■ EXERCISE INPUTS ■
········

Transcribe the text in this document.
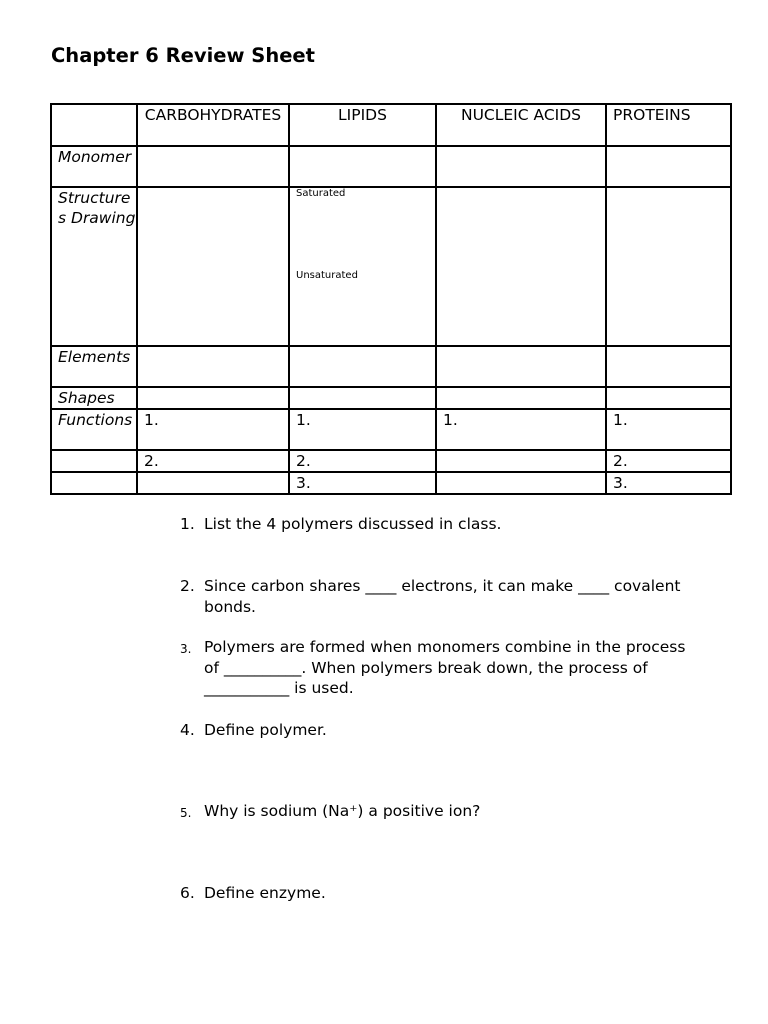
Chapter 6 Review Sheet
	CARBOHYDRATES	LIPIDS	NUCLEIC ACIDS	PROTEINS
Monomer				
Structures Drawing		Saturated
Unsaturated		

Elements				
Shapes				
Functions	1.	1.	1.	1.
	2.	2.		2.
		3.		3.
1. List the 4 polymers discussed in class.
2. Since carbon shares ____ electrons, it can make ____ covalent bonds.
3. Polymers are formed when monomers combine in the process of __________. When polymers break down, the process of ___________ is used.
4. Define polymer.
5. Why is sodium (Na⁺) a positive ion?
6. Define enzyme.
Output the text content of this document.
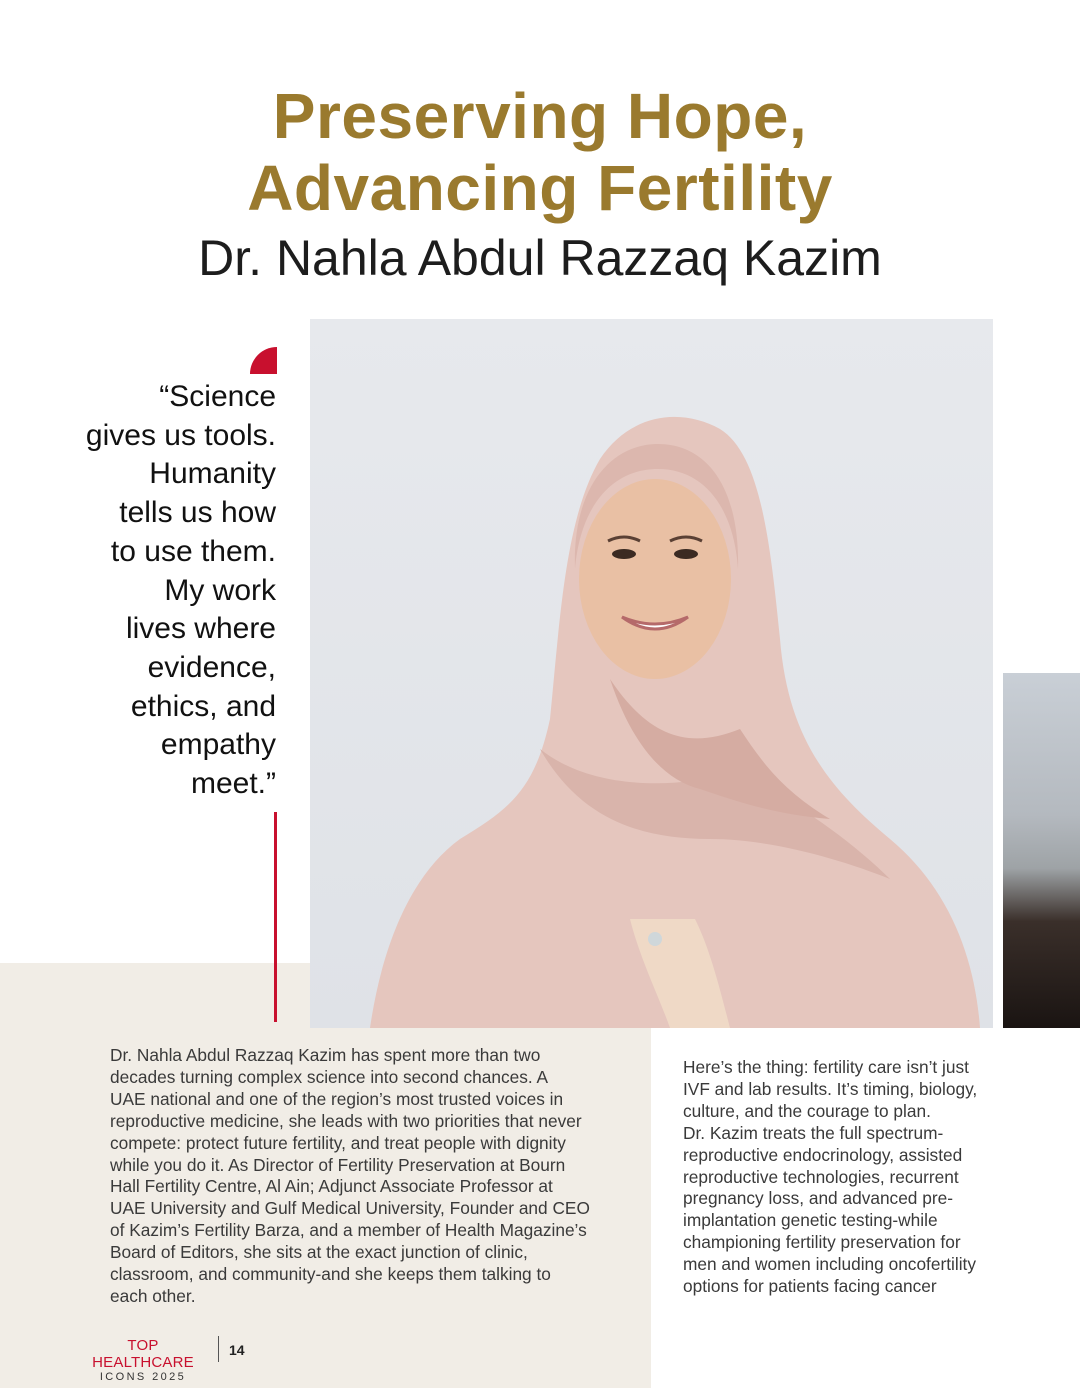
Preserving Hope,
Advancing Fertility
Dr. Nahla Abdul Razzaq Kazim

“Science
gives us tools.
Humanity
tells us how
to use them.
My work
lives where
evidence,
ethics, and
empathy
meet.”

Dr. Nahla Abdul Razzaq Kazim has spent more than two

decades turning complex science into second chances. A

UAE national and one of the region’s most trusted voices in

reproductive medicine, she leads with two priorities that never

compete: protect future fertility, and treat people with dignity

while you do it. As Director of Fertility Preservation at Bourn

Hall Fertility Centre, Al Ain; Adjunct Associate Professor at

UAE University and Gulf Medical University, Founder and CEO

of Kazim’s Fertility Barza, and a member of Health Magazine’s

Board of Editors, she sits at the exact junction of clinic,

classroom, and community-and she keeps them talking to

each other.

Here’s the thing: fertility care isn’t just

IVF and lab results. It’s timing, biology,

culture, and the courage to plan.

Dr. Kazim treats the full spectrum-

reproductive endocrinology, assisted

reproductive technologies, recurrent

pregnancy loss, and advanced pre-

implantation genetic testing-while

championing fertility preservation for

men and women including oncofertility

options for patients facing cancer

TOP HEALTHCARE
ICONS 2025
14
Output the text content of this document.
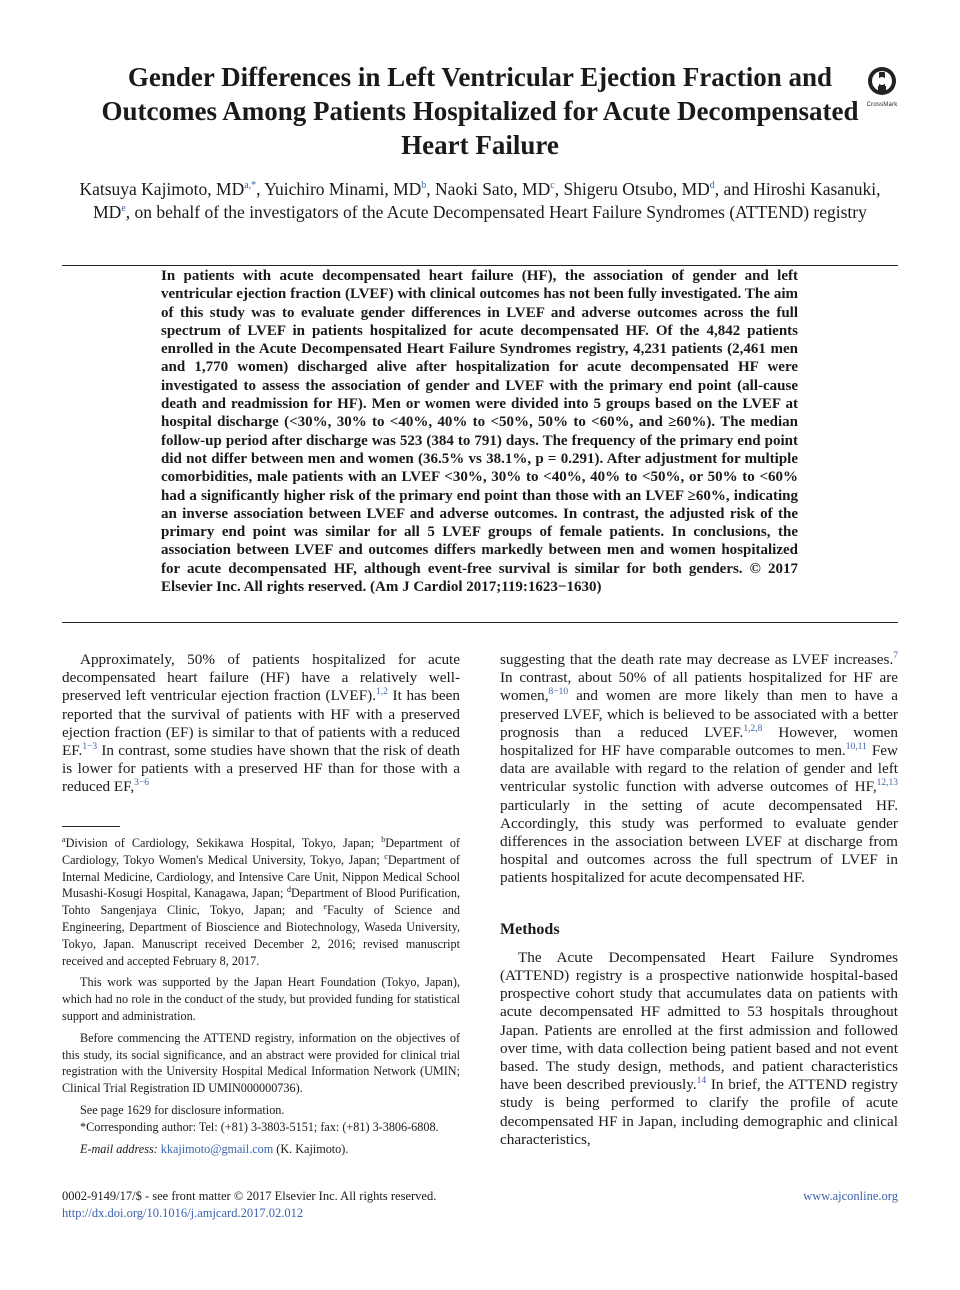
Gender Differences in Left Ventricular Ejection Fraction and Outcomes Among Patients Hospitalized for Acute Decompensated Heart Failure
CrossMark
Katsuya Kajimoto, $MD^{a,*}$, Yuichiro Minami, $MD^b$, Naoki Sato, $MD^c$, Shigeru Otsubo, $MD^d$, and Hiroshi Kasanuki, MDe, on behalf of the investigators of the Acute Decompensated Heart Failure Syndromes (ATTEND) registry

In patients with acute decompensated heart failure (HF), the association of gender and left ventricular ejection fraction (LVEF) with clinical outcomes has not been fully investigated. The aim of this study was to evaluate gender differences in LVEF and adverse outcomes across the full spectrum of LVEF in patients hospitalized for acute decompensated HF. Of the 4,842 patients enrolled in the Acute Decompensated Heart Failure Syndromes registry, 4,231 patients (2,461 men and 1,770 women) discharged alive after hospitalization for acute decompensated HF were investigated to assess the association of gender and LVEF with the primary end point (all-cause death and readmission for HF). Men or women were divided into 5 groups based on the LVEF at hospital discharge (<30%, 30% to <40%, 40% to <50%, 50% to <60%, and ≥60%). The median follow-up period after discharge was 523 (384 to 791) days. The frequency of the primary end point did not differ between men and women (36.5% vs 38.1%, p = 0.291). After adjustment for multiple comorbidities, male patients with an LVEF <30%, 30% to <40%, 40% to <50%, or 50% to <60% had a significantly higher risk of the primary end point than those with an LVEF ≥60%, indicating an inverse association between LVEF and adverse outcomes. In contrast, the adjusted risk of the primary end point was similar for all 5 LVEF groups of female patients. In conclusions, the association between LVEF and outcomes differs markedly between men and women hospitalized for acute decompensated HF, although event-free survival is similar for both genders. © 2017 Elsevier Inc. All rights reserved. (Am J Cardiol 2017;119:1623−1630)

Approximately, 50% of patients hospitalized for acute decompensated heart failure (HF) have a relatively well-preserved left ventricular ejection fraction (LVEF).$^{1,2}$ It has been reported that the survival of patients with HF with a preserved ejection fraction (EF) is similar to that of patients with a reduced EF.$^{1-3}$ In contrast, some studies have shown that the risk of death is lower for patients with a preserved HF than for those with a reduced EF,$^{3-6}$

$^a$Division of Cardiology, Sekikawa Hospital, Tokyo, Japan; $^b$Department of Cardiology, Tokyo Women's Medical University, Tokyo, Japan; $^c$Department of Internal Medicine, Cardiology, and Intensive Care Unit, Nippon Medical School Musashi-Kosugi Hospital, Kanagawa, Japan; $^d$Department of Blood Purification, Tohto Sangenjaya Clinic, Tokyo, Japan; and $^e$Faculty of Science and Engineering, Department of Bioscience and Biotechnology, Waseda University, Tokyo, Japan. Manuscript received December 2, 2016; revised manuscript received and accepted February 8, 2017.

This work was supported by the Japan Heart Foundation (Tokyo, Japan), which had no role in the conduct of the study, but provided funding for statistical support and administration.

Before commencing the ATTEND registry, information on the objectives of this study, its social significance, and an abstract were provided for clinical trial registration with the University Hospital Medical Information Network (UMIN; Clinical Trial Registration ID UMIN000000736).

See page 1629 for disclosure information.

*Corresponding author: Tel: (+81) 3-3803-5151; fax: (+81) 3-3806-6808.

E-mail address: kkajimoto@gmail.com (K. Kajimoto).

suggesting that the death rate may decrease as LVEF increases.$^7$ In contrast, about 50% of all patients hospitalized for HF are women,$^{8-10}$ and women are more likely than men to have a preserved LVEF, which is believed to be associated with a better prognosis than a reduced LVEF.$^{1,2,8}$ However, women hospitalized for HF have comparable outcomes to men.$^{10,11}$ Few data are available with regard to the relation of gender and left ventricular systolic function with adverse outcomes of HF,$^{12,13}$ particularly in the setting of acute decompensated HF. Accordingly, this study was performed to evaluate gender differences in the association between LVEF at discharge from hospital and outcomes across the full spectrum of LVEF in patients hospitalized for acute decompensated HF.

Methods

The Acute Decompensated Heart Failure Syndromes (ATTEND) registry is a prospective nationwide hospital-based prospective cohort study that accumulates data on patients with acute decompensated HF admitted to 53 hospitals throughout Japan. Patients are enrolled at the first admission and followed over time, with data collection being patient based and not event based. The study design, methods, and patient characteristics have been described previously.$^{14}$ In brief, the ATTEND registry study is being performed to clarify the profile of acute decompensated HF in Japan, including demographic and clinical characteristics,

0002-9149/17/$ - see front matter © 2017 Elsevier Inc. All rights reserved.
http://dx.doi.org/10.1016/j.amjcard.2017.02.012
www.ajconline.org
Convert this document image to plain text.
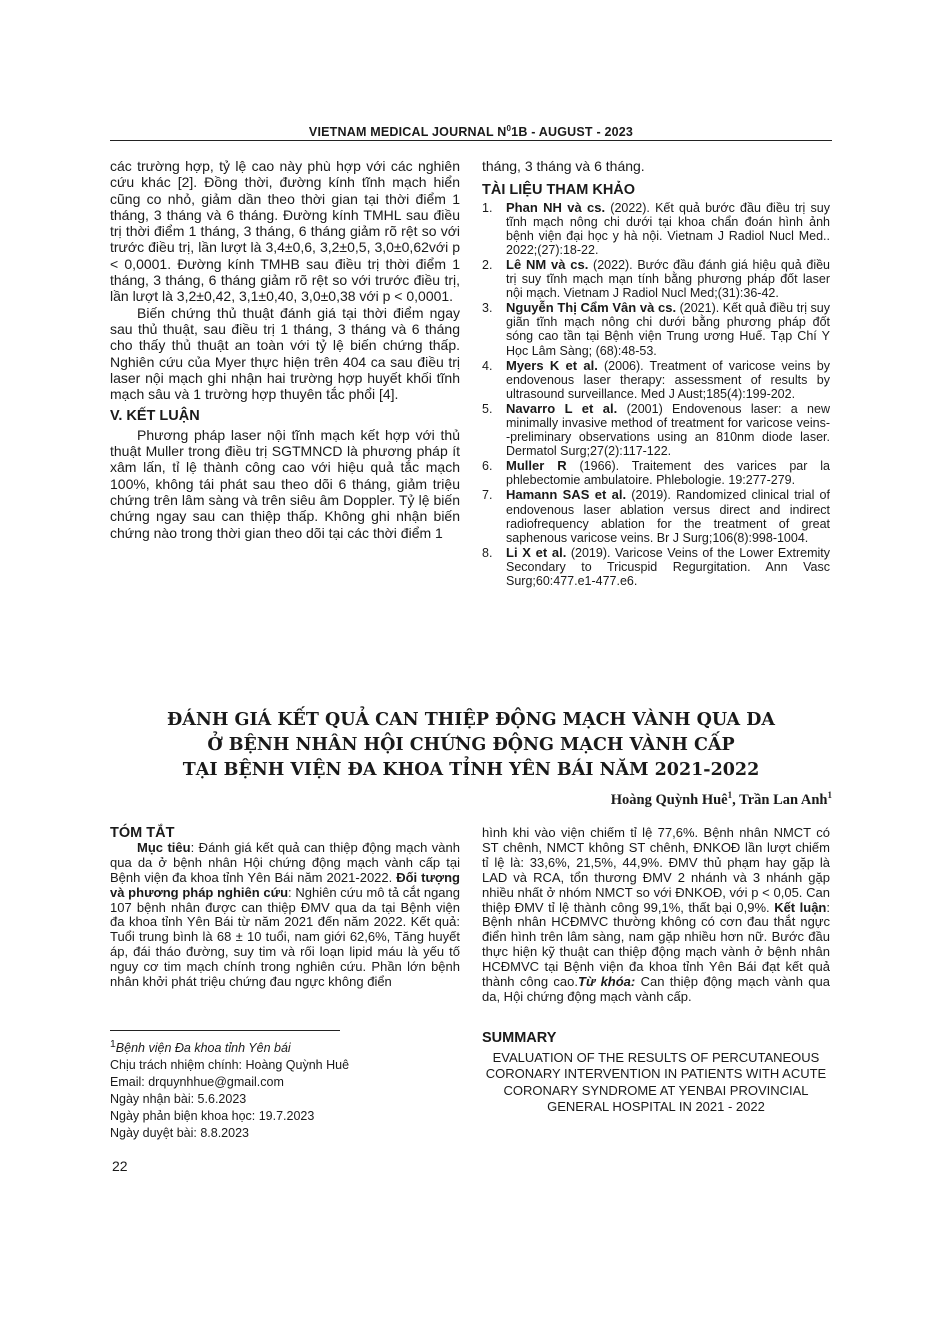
VIETNAM MEDICAL JOURNAL $N^01B$ - AUGUST - 2023

các trường hợp, tỷ lệ cao này phù hợp với các nghiên cứu khác [2]. Đồng thời, đường kính tĩnh mạch hiển cũng co nhỏ, giảm dần theo thời gian tại thời điểm 1 tháng, 3 tháng và 6 tháng. Đường kính TMHL sau điều trị thời điểm 1 tháng, 3 tháng, 6 tháng giảm rõ rệt so với trước điều trị, lần lượt là 3,4±0,6, 3,2±0,5, 3,0±0,62với p < 0,0001. Đường kính TMHB sau điều trị thời điểm 1 tháng, 3 tháng, 6 tháng giảm rõ rệt so với trước điều trị, lần lượt là 3,2±0,42, 3,1±0,40, 3,0±0,38 với p < 0,0001.

Biến chứng thủ thuật đánh giá tại thời điểm ngay sau thủ thuật, sau điều trị 1 tháng, 3 tháng và 6 tháng cho thấy thủ thuật an toàn với tỷ lệ biến chứng thấp. Nghiên cứu của Myer thực hiện trên 404 ca sau điều trị laser nội mạch ghi nhận hai trường hợp huyết khối tĩnh mạch sâu và 1 trường hợp thuyên tắc phổi [4].

V. KẾT LUẬN

Phương pháp laser nội tĩnh mạch kết hợp với thủ thuật Muller trong điều trị SGTMNCD là phương pháp ít xâm lấn, tỉ lệ thành công cao với hiệu quả tắc mạch 100%, không tái phát sau theo dõi 6 tháng, giảm triệu chứng trên lâm sàng và trên siêu âm Doppler. Tỷ lệ biến chứng ngay sau can thiệp thấp. Không ghi nhận biến chứng nào trong thời gian theo dõi tại các thời điểm 1

tháng, 3 tháng và 6 tháng.

TÀI LIỆU THAM KHẢO

1.	Phan NH và cs. (2022). Kết quả bước đầu điều trị suy tĩnh mạch nông chi dưới tại khoa chẩn đoán hình ảnh bệnh viện đại học y hà nội. Vietnam J Radiol Nucl Med.. 2022;(27):18-22.
2.	Lê NM và cs. (2022). Bước đầu đánh giá hiệu quả điều trị suy tĩnh mạch mạn tính bằng phương pháp đốt laser nội mạch. Vietnam J Radiol Nucl Med;(31):36-42.
3.	Nguyễn Thị Cẩm Vân và cs. (2021). Kết quả điều trị suy giãn tĩnh mạch nông chi dưới bằng phương pháp đốt sóng cao tần tại Bệnh viện Trung ương Huế. Tạp Chí Y Học Lâm Sàng; (68):48-53.
4.	Myers K et al. (2006). Treatment of varicose veins by endovenous laser therapy: assessment of results by ultrasound surveillance. Med J Aust;185(4):199-202.
5.	Navarro L et al. (2001) Endovenous laser: a new minimally invasive method of treatment for varicose veins--preliminary observations using an 810nm diode laser. Dermatol Surg;27(2):117-122.
6.	Muller R (1966). Traitement des varices par la phlebectomie ambulatoire. Phlebologie. 19:277-279.
7.	Hamann SAS et al. (2019). Randomized clinical trial of endovenous laser ablation versus direct and indirect radiofrequency ablation for the treatment of great saphenous varicose veins. Br J Surg;106(8):998-1004.
8.	Li X et al. (2019). Varicose Veins of the Lower Extremity Secondary to Tricuspid Regurgitation. Ann Vasc Surg;60:477.e1-477.e6.
ĐÁNH GIÁ KẾT QUẢ CAN THIỆP ĐỘNG MẠCH VÀNH QUA DA
Ở BỆNH NHÂN HỘI CHỨNG ĐỘNG MẠCH VÀNH CẤP
TẠI BỆNH VIỆN ĐA KHOA TỈNH YÊN BÁI NĂM 2021-2022
Hoàng Quỳnh Huê$^1$, Trần Lan Anh$^1$
TÓM TẮT

Mục tiêu: Đánh giá kết quả can thiệp động mạch vành qua da ở bệnh nhân Hội chứng động mạch vành cấp tại Bệnh viện đa khoa tỉnh Yên Bái năm 2021-2022. Đối tượng và phương pháp nghiên cứu: Nghiên cứu mô tả cắt ngang 107 bệnh nhân được can thiệp ĐMV qua da tại Bệnh viện đa khoa tỉnh Yên Bái từ năm 2021 đến năm 2022. Kết quả: Tuổi trung bình là 68 ± 10 tuổi, nam giới 62,6%, Tăng huyết áp, đái tháo đường, suy tim và rối loạn lipid máu là yếu tố nguy cơ tim mạch chính trong nghiên cứu. Phần lớn bệnh nhân khởi phát triệu chứng đau ngực không điển

hình khi vào viện chiếm tỉ lệ 77,6%. Bệnh nhân NMCT có ST chênh, NMCT không ST chênh, ĐNKOĐ lần lượt chiếm tỉ lệ là: 33,6%, 21,5%, 44,9%. ĐMV thủ phạm hay gặp là LAD và RCA, tổn thương ĐMV 2 nhánh và 3 nhánh gặp nhiều nhất ở nhóm NMCT so với ĐNKOĐ, với p < 0,05. Can thiệp ĐMV tỉ lệ thành công 99,1%, thất bại 0,9%. Kết luận: Bệnh nhân HCĐMVC thường không có cơn đau thắt ngực điển hình trên lâm sàng, nam gặp nhiều hơn nữ. Bước đầu thực hiện kỹ thuật can thiệp động mạch vành ở bệnh nhân HCĐMVC tại Bệnh viện đa khoa tỉnh Yên Bái đạt kết quả thành công cao.Từ khóa: Can thiệp động mạch vành qua da, Hội chứng động mạch vành cấp.

$^1$Bệnh viện Đa khoa tỉnh Yên bái

Chịu trách nhiệm chính: Hoàng Quỳnh Huê

Email: drquynhhue@gmail.com

Ngày nhận bài: 5.6.2023

Ngày phản biện khoa học: 19.7.2023

Ngày duyệt bài: 8.8.2023

SUMMARY
EVALUATION OF THE RESULTS OF PERCUTANEOUS CORONARY INTERVENTION IN PATIENTS WITH ACUTE CORONARY SYNDROME AT YENBAI PROVINCIAL GENERAL HOSPITAL IN 2021 - 2022
22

········

■ WHAT TO PRODUCE ■
Across all the entries above, count each line that has the word "gmail" in it, and give only the count.

■ RESPONSE ■
2